__Exercise description__.
Copy each line of the entries that contains the word "Atlantic".

(A block of data)
....................

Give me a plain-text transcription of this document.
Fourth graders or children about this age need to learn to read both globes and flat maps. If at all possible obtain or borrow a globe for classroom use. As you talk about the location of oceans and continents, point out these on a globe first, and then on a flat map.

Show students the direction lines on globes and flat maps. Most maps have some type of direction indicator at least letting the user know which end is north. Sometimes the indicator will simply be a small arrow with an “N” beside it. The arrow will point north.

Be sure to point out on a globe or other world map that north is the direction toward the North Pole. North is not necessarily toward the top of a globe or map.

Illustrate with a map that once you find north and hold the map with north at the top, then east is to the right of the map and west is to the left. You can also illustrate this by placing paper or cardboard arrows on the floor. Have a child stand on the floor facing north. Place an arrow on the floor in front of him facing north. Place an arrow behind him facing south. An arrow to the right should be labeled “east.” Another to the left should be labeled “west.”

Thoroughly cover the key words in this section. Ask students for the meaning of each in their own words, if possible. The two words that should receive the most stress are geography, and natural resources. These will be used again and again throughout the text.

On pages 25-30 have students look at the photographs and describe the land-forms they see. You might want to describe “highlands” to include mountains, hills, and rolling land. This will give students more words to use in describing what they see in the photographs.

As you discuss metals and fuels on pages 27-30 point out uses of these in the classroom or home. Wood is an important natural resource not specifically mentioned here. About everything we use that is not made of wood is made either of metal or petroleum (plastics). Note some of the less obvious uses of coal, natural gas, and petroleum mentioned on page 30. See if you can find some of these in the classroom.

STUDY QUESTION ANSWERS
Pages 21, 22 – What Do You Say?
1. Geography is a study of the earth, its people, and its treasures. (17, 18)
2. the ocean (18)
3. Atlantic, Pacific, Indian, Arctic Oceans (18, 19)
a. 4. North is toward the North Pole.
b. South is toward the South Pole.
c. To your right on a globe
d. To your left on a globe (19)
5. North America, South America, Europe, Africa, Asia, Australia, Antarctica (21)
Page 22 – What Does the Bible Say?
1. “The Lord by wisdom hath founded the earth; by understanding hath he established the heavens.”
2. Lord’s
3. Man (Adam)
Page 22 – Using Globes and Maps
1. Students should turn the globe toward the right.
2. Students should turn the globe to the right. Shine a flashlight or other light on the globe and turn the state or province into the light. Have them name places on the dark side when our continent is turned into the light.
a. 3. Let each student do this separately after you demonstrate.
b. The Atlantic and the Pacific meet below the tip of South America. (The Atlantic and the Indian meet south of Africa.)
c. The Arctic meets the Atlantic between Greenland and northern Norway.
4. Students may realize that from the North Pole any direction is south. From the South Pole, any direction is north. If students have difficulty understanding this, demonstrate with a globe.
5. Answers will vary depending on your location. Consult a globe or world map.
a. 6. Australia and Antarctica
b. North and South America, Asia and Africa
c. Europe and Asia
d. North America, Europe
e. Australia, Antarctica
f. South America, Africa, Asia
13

....................

__Task response__.
3. Atlantic, Pacific, Indian, Arctic Oceans (18, 19)
b. The Atlantic and the Pacific meet below the tip of South America. (The Atlantic and the Indian meet south of Africa.)
c. The Arctic meets the Atlantic between Greenland and northern Norway.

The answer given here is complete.